##### Entries shown #####
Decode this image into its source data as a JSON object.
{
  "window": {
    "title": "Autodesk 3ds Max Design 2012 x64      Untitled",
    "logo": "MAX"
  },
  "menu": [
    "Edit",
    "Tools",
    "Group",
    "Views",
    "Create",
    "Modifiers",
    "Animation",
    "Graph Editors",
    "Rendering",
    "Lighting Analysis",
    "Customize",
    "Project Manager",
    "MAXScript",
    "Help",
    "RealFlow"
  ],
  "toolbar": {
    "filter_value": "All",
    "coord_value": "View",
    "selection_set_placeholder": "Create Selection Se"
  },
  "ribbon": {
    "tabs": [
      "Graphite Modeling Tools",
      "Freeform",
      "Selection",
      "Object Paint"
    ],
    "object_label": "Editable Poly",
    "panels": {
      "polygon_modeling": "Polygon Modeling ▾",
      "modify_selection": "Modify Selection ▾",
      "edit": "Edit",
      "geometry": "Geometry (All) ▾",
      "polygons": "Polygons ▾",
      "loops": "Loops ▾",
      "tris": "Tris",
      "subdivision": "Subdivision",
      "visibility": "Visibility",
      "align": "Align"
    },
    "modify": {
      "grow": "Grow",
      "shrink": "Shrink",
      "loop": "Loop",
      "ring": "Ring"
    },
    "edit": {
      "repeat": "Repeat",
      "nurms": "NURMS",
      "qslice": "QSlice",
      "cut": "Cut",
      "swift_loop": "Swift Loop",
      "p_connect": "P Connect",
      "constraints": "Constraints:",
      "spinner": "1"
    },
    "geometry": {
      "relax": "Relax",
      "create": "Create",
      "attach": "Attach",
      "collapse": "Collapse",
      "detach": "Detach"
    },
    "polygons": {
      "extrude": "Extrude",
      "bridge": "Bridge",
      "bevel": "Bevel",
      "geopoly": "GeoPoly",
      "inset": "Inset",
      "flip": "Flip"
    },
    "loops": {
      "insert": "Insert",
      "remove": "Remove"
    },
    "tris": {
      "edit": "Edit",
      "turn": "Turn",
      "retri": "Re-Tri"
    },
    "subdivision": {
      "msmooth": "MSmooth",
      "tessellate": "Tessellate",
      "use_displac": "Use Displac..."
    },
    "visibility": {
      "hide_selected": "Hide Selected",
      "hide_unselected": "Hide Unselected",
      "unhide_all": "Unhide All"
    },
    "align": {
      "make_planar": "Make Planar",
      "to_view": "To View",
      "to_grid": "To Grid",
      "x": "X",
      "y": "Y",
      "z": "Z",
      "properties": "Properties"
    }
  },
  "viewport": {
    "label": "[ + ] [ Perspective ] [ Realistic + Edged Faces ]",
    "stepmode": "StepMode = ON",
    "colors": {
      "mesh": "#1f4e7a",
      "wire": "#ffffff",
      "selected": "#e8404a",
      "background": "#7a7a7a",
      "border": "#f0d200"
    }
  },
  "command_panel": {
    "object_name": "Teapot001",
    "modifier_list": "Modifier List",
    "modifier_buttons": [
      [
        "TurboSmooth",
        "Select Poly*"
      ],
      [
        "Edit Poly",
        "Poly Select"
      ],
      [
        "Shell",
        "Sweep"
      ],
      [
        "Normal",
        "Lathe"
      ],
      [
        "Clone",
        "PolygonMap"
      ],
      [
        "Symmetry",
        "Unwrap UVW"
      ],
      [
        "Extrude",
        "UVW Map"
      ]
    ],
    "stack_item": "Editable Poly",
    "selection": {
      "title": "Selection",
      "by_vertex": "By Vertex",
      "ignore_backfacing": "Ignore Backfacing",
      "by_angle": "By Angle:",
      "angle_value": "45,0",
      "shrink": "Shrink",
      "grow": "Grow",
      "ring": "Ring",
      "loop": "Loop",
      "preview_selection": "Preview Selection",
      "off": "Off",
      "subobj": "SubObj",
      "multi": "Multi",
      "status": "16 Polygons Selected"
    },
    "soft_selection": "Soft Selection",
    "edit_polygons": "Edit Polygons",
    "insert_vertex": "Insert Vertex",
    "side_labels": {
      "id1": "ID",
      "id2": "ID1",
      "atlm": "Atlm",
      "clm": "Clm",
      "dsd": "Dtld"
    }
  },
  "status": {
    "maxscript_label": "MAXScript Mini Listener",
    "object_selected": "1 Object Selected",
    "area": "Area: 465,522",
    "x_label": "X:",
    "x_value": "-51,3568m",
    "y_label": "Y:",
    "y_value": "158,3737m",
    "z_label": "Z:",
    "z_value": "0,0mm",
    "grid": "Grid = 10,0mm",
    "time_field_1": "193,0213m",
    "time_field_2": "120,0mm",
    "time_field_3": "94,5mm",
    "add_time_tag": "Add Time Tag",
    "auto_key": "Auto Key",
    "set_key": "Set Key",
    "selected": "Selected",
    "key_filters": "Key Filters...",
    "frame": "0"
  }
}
#####
◆ **Exercise directions**: Exactly how many lines in the data above contain the word "subdivision"? Respond with the number and nothing more.

◆ **Task output**: 2